_Estratto_
_ _ _

Ciò che avviene sul monte è una esperienza sconvolgente (e Marco nota che i discepoli erano spaventati) : «fu trasfigurato davanti a loro e le sue vesti divennero splendenti, bianchissime» (9,3). Su questo monte tutto diventa luce, tutto diventa sguardo. Al centro c’è un volto, il volto di Gesù: e questo volto rivela tutta la sua bellezza. Marco tenta di descrivere questa luce: non è luce naturale, ma splendore. È il colore delle realtà celesti ed escatologiche, è la gloria di Dio, il suo mistero che, paradossalmente, si rivela subito dopo in quella «nube che coprì (i discepoli) con la sua ombra» (9,6).

Ma ciò che sorprende nel racconto della trasfigurazione è un altro elemento che entra all’improvviso e orienta la dinamica della scena. E l’elemento della Parola e l’atteggiamento conseguente dell’ascolto. Gesù, nella sua trasfigurazione, non è solo: «apparve (ai discepoli) Elia con Mosè e conversavano con Gesù» (9,4). C’è un dialogo tra Gesù, Mosè ed Elia: queste due figure, simbolo della Legge e dei Profeti, ci ricordano le manifestazioni del Sinai in cui Dio si è rivelato attraverso il dono della sua Parola. E questi due grandi profeti convergono (conversavano) verso Gesù: in Gesù giungono a compimento le attese, l’alleanza, la Legge. Gesù è la Parola piena e definitiva di Dio. Dunque, dal Volto il discepolo è invitato a passare alla Parola. E questo passaggio si compie attraverso l’invito stesso del Padre che orienta il discepolo all’ascolto: «Questi è il Figlio mio, l’amato: ascoltatelo!» (9,7).

_ _ _

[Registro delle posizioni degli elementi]
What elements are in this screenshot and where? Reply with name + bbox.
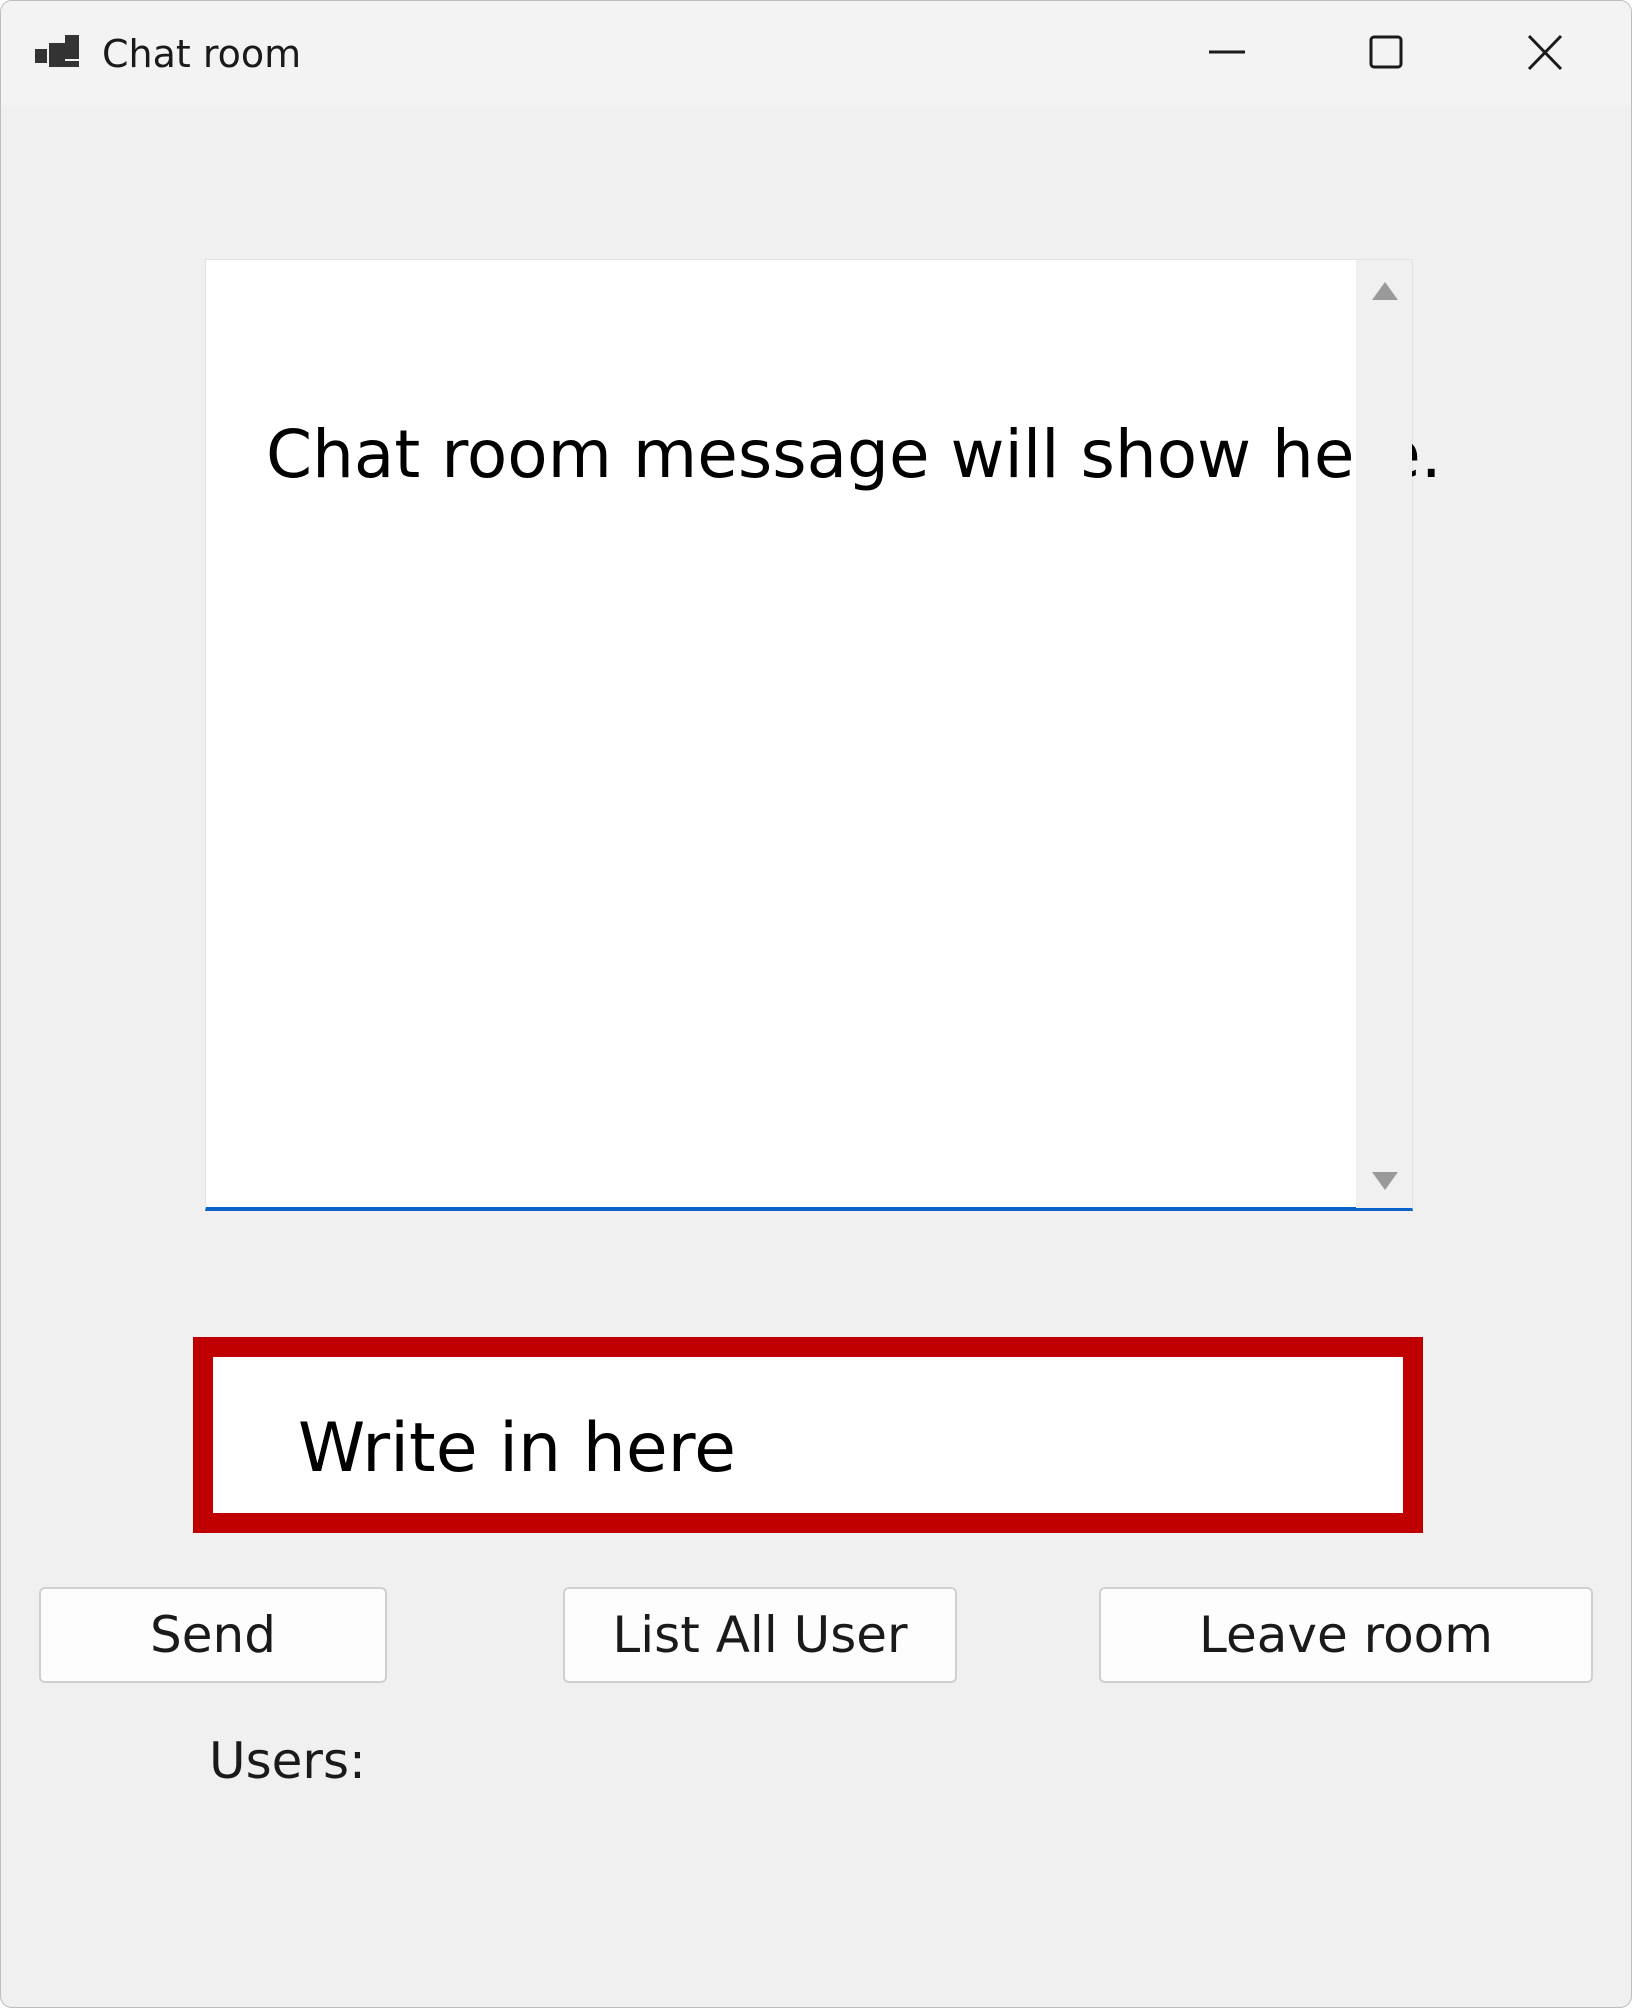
leave-room-button[interactable]: Leave room: [1099, 1587, 1593, 1683]
scroll-up-arrow-icon[interactable]: [1372, 282, 1398, 300]
title-bar[interactable]: Chat room: [1, 1, 1631, 105]
chat-messages-box[interactable]: Chat room message will show here.: [205, 259, 1442, 1211]
messages-scrollbar[interactable]: [1356, 260, 1412, 1208]
app-window-icon: [35, 35, 79, 73]
users-label: Users:: [209, 1732, 366, 1790]
scroll-down-arrow-icon[interactable]: [1372, 1172, 1398, 1190]
list-all-user-button[interactable]: List All User: [563, 1587, 957, 1683]
send-button[interactable]: Send: [39, 1587, 387, 1683]
window-title: Chat room: [102, 32, 302, 76]
chat-room-window: Chat room Chat room message will show he…: [0, 0, 1632, 2008]
minimize-icon: [1209, 50, 1245, 54]
close-button[interactable]: [1467, 1, 1627, 105]
minimize-button[interactable]: [1147, 1, 1307, 105]
close-icon: [1527, 34, 1563, 71]
maximize-button[interactable]: [1305, 1, 1465, 105]
maximize-icon: [1369, 35, 1403, 69]
chat-messages-text: Chat room message will show here.: [266, 416, 1442, 493]
message-input[interactable]: Write in here: [193, 1337, 1423, 1533]
message-input-text: Write in here: [298, 1409, 736, 1488]
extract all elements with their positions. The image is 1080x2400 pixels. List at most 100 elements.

_ _ _

_Esercizi da svolgere_
1. Riporta di nuovo, senza alcuna modifica, le righe dell'elenco a partire da quella che contiene "1587, 1593, 1683]" fino a quella che contiene "window-title: Chat room: [102, 32, 302, 76]", comprese entrambe.
2. Scrivi il seguito dell'estratto sulla trasfigurazione di Gesù, riprendendo subito dopo la sua ultima frase.

_Risultati per esercizio_
1.
leave-room-button[interactable]: Leave room: [1099, 1587, 1593, 1683]
scroll-up-arrow-icon[interactable]: [1372, 282, 1398, 300]
title-bar[interactable]: Chat room: [1, 1, 1631, 105]
chat-messages-box[interactable]: Chat room message will show here.: [205, 259, 1442, 1211]
messages-scrollbar[interactable]: [1356, 260, 1412, 1208]
app-window-icon: [35, 35, 79, 73]
users-label: Users:: [209, 1732, 366, 1790]
scroll-down-arrow-icon[interactable]: [1372, 1172, 1398, 1190]
list-all-user-button[interactable]: List All User: [563, 1587, 957, 1683]
send-button[interactable]: Send: [39, 1587, 387, 1683]
window-title: Chat room: [102, 32, 302, 76]

2.
Per il discepolo il passaggio dal Volto alla Parola non è senza resistenze. La contemplazione appagante di Gesù fa dire a Pietro: «Rabbì, è bello per noi essere qui: facciamo tre capanne, una per te, una per Mosè, una per Elia» (9,5). L’allusione alla festa dei Tabernacoli (le tre capanne), colorata nel giudaismo post-esilico di forte messianismo, innesta nella proposta di Pietro una pretesa: quella di anticipare il compimento post-pasquale e di fissarlo. E in fondo la tentazione di localizzare il mistero, prolungare l’istante benedetto e fissare per sempre la storia. Ma è anche la pretesa di costruire una dimora per Dio, una dimora in cui poter abitare assieme a questo Gesù e vedere ormai tutto alla sua luce, senza più la fatica di proseguire un cammino così incerto e duro. Ancora una volta emerge nel discepolo la protesta contro quell’annuncio così assurdo che Gesù ripeterà subito dopo (Mc 9,30-32). Proprio nella parola del Figlio, l’amato, quel Figlio che Dio dona all’uomo (e qui è chiara l’allusione alla richiesta di Dio ad Abramo narrata in Gen 22,1-18, la prima lettura della liturgia), è possibile fare sempre questa esperienza di trasfigurazione, sempre scoprire il volto di Gesù.

Al discepolo è richiesto di riprendere il cammino con questa Parola da seguire e da ascoltare. Il discepolo non è solo lungo la via che conduce a Gerusalemme. Marco nota alla fine dell’episodio: «guardandosi attorno, non videro più nessuno, se non Gesù solo con loro» (9,8). Con il discepolo c’è ancora Gesù; lui lo ha condotto sul monte e lui lo fa discendere continuando a camminare assieme, per guidarlo a quella meta che è anche la sua. Il discepolo non ha nulla da temere in questo cammino. Può far sue le parole di Paolo: «Se Dio è per noi, chi sarà contro di noi? Egli che non ha risparmiato il proprio Figlio, ma lo ha consegnato per tutti noi, non ci donerà forse ogni cosa insieme con lui?» (Rm 8,31). Veramente, alla luce del volto di Gesù e nell’ascolto della sua parola, anche il nostro volto e quello dei nostri fratelli diventano belli; anche la nostra vita, gli eventi che la compongono, anche quelli più difficili da accogliere, le nostre contraddizioni e le nostre fatiche, le cose che amiamo, i desideri più nascosti, tutto può diventare luminoso e trasfigurato: le ombre non scompaiono, ci sono, ma non spaventano più perché lo sguardo riesce a raggiungere la meta. Veramente quel volto di luce ha la forza di illuminare ogni realtà.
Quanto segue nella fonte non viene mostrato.